**Data records**:
####
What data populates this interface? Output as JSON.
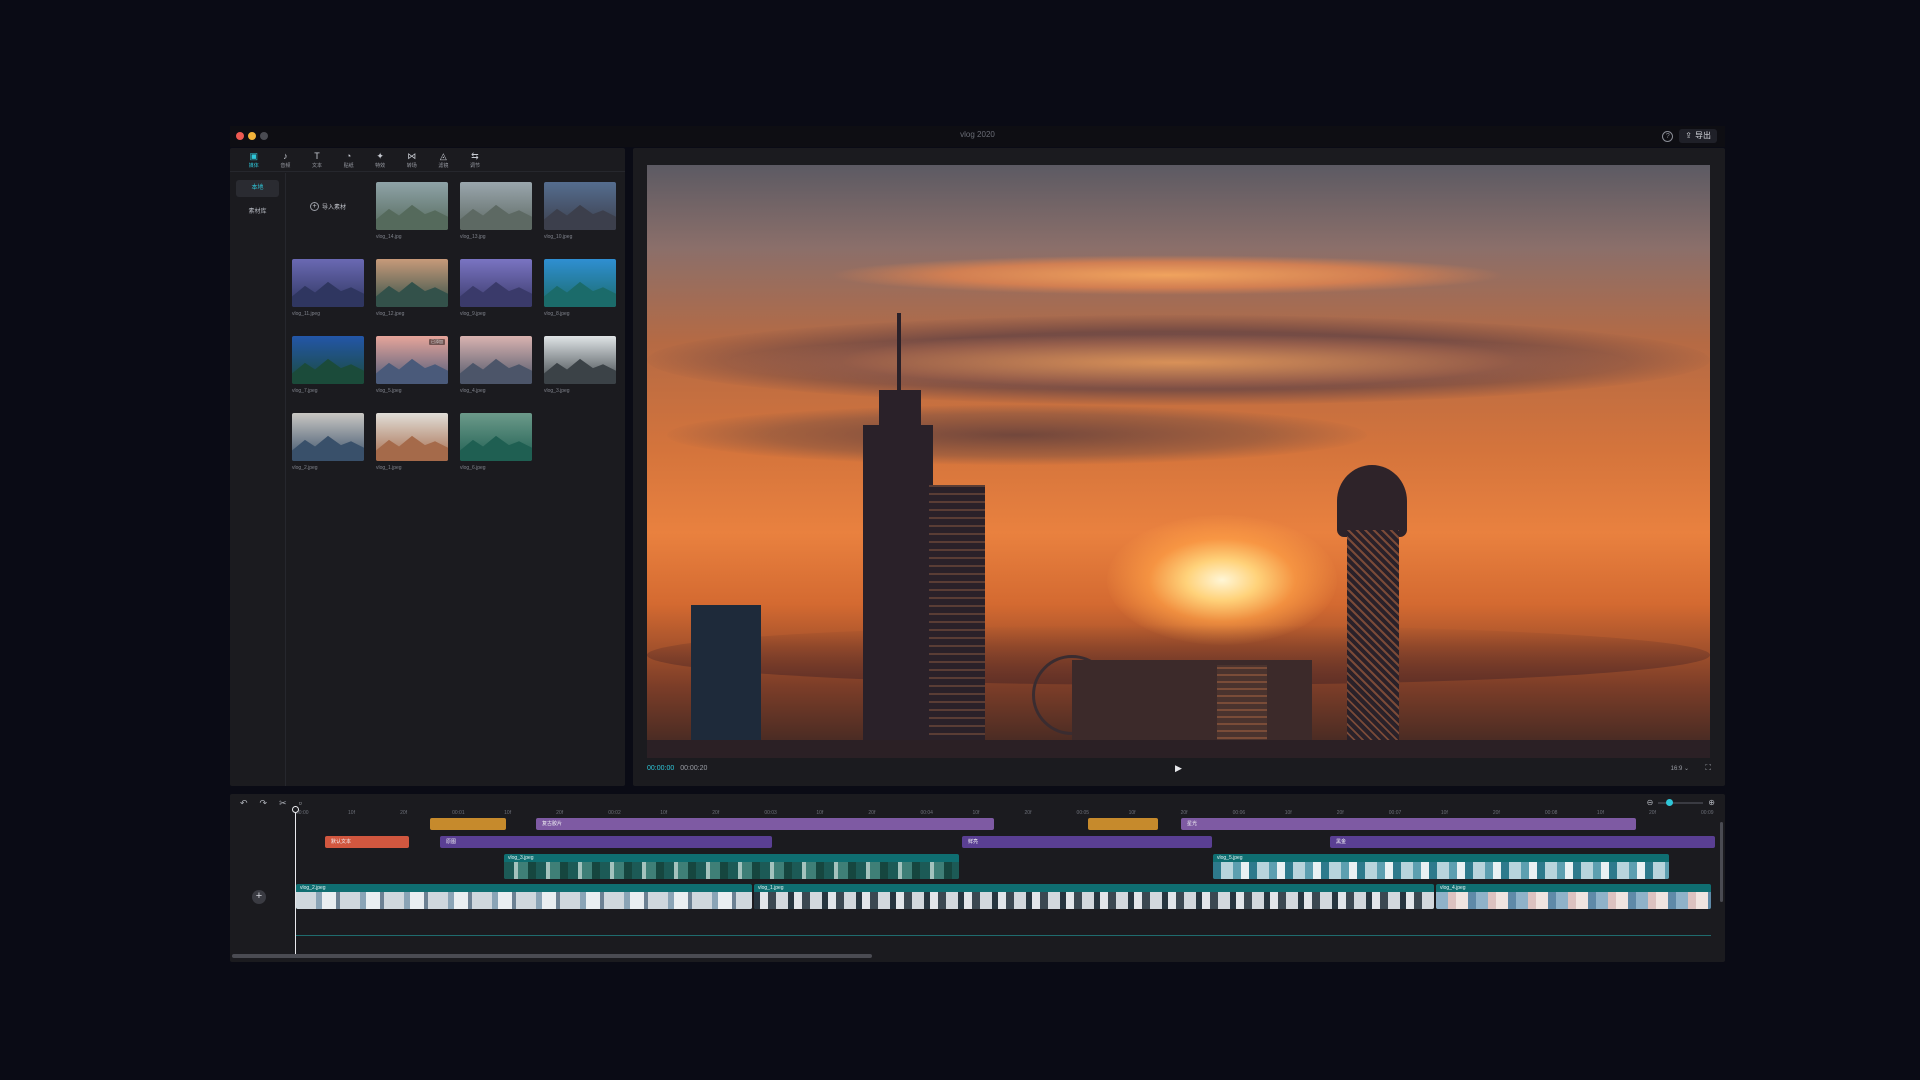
{
  "window": {
    "title": "vlog 2020",
    "export_label": "导出",
    "traffic_colors": [
      "#ee5a52",
      "#f2b33a",
      "#4a4b52"
    ]
  },
  "toolbar": {
    "items": [
      {
        "label": "媒体",
        "icon": "media-icon",
        "glyph": "▣"
      },
      {
        "label": "音频",
        "icon": "audio-icon",
        "glyph": "♪"
      },
      {
        "label": "文本",
        "icon": "text-icon",
        "glyph": "T"
      },
      {
        "label": "贴纸",
        "icon": "sticker-icon",
        "glyph": "◔"
      },
      {
        "label": "特效",
        "icon": "effects-icon",
        "glyph": "✦"
      },
      {
        "label": "转场",
        "icon": "transition-icon",
        "glyph": "⋈"
      },
      {
        "label": "滤镜",
        "icon": "filter-icon",
        "glyph": "◬"
      },
      {
        "label": "调节",
        "icon": "adjust-icon",
        "glyph": "⇆"
      }
    ]
  },
  "sidebar": {
    "items": [
      {
        "label": "本地"
      },
      {
        "label": "素材库"
      }
    ]
  },
  "media": {
    "import_label": "导入素材",
    "items": [
      {
        "label": "vlog_14.jpg",
        "colors": [
          "#8fa3a8",
          "#556a5c"
        ],
        "tag": ""
      },
      {
        "label": "vlog_13.jpg",
        "colors": [
          "#9aa6ad",
          "#5d6963"
        ],
        "tag": ""
      },
      {
        "label": "vlog_10.jpeg",
        "colors": [
          "#556d8f",
          "#3c3f4c"
        ],
        "tag": ""
      },
      {
        "label": "vlog_11.jpeg",
        "colors": [
          "#6a69b3",
          "#2f3660"
        ],
        "tag": ""
      },
      {
        "label": "vlog_12.jpeg",
        "colors": [
          "#c79a7a",
          "#33514a"
        ],
        "tag": ""
      },
      {
        "label": "vlog_9.jpeg",
        "colors": [
          "#7a74c2",
          "#3a3a6a"
        ],
        "tag": ""
      },
      {
        "label": "vlog_8.jpeg",
        "colors": [
          "#2f8fd2",
          "#1b6b6a"
        ],
        "tag": ""
      },
      {
        "label": "vlog_7.jpeg",
        "colors": [
          "#2356a8",
          "#1b4b3a"
        ],
        "tag": ""
      },
      {
        "label": "vlog_5.jpeg",
        "colors": [
          "#e6a59a",
          "#4a5a7a"
        ],
        "tag": "已添加"
      },
      {
        "label": "vlog_4.jpeg",
        "colors": [
          "#d9b3b0",
          "#4c5569"
        ],
        "tag": ""
      },
      {
        "label": "vlog_3.jpeg",
        "colors": [
          "#dfe4e6",
          "#3b4247"
        ],
        "tag": ""
      },
      {
        "label": "vlog_2.jpeg",
        "colors": [
          "#c9c7c3",
          "#39506a"
        ],
        "tag": ""
      },
      {
        "label": "vlog_1.jpeg",
        "colors": [
          "#e1ded8",
          "#a56a4a"
        ],
        "tag": ""
      },
      {
        "label": "vlog_6.jpeg",
        "colors": [
          "#6c9a8a",
          "#1f5f52"
        ],
        "tag": ""
      }
    ]
  },
  "player": {
    "current_time": "00:00:00",
    "total_time": "00:00:20",
    "ratio": "16:9"
  },
  "timeline": {
    "ruler": [
      "00:00",
      "10f",
      "20f",
      "00:01",
      "10f",
      "20f",
      "00:02",
      "10f",
      "20f",
      "00:03",
      "10f",
      "20f",
      "00:04",
      "10f",
      "20f",
      "00:05",
      "10f",
      "20f",
      "00:06",
      "10f",
      "20f",
      "00:07",
      "10f",
      "20f",
      "00:08",
      "10f",
      "20f",
      "00:09"
    ],
    "clips": [
      {
        "label": "",
        "color": "orange"
      },
      {
        "label": "复古胶片",
        "color": "purple"
      },
      {
        "label": "",
        "color": "orange"
      },
      {
        "label": "星光",
        "color": "purple"
      },
      {
        "label": "默认文本",
        "color": "red"
      },
      {
        "label": "原图",
        "color": "violet"
      },
      {
        "label": "鲜亮",
        "color": "violet"
      },
      {
        "label": "黑金",
        "color": "violet"
      }
    ],
    "overlay_video": [
      {
        "label": "vlog_3.jpeg",
        "speed": "3.0s"
      },
      {
        "label": "vlog_5.jpeg",
        "speed": "3.0s"
      }
    ],
    "main_video": [
      {
        "label": "vlog_2.jpeg",
        "speed": "3.0s"
      },
      {
        "label": "vlog_1.jpeg",
        "speed": "3.0s"
      },
      {
        "label": "vlog_4.jpeg",
        "speed": "3.0s"
      }
    ]
  },
  "colors": {
    "accent": "#2fc6d8",
    "panel": "#1b1b1f",
    "background": "#0a0b15"
  }
}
####
**Directions**: Pick out every line of the listing containing the word "glyph", and show those lines.

**Exercise output**:
        "glyph": "▣"
        "glyph": "♪"
        "glyph": "T"
        "glyph": "◔"
        "glyph": "✦"
        "glyph": "⋈"
        "glyph": "◬"
        "glyph": "⇆"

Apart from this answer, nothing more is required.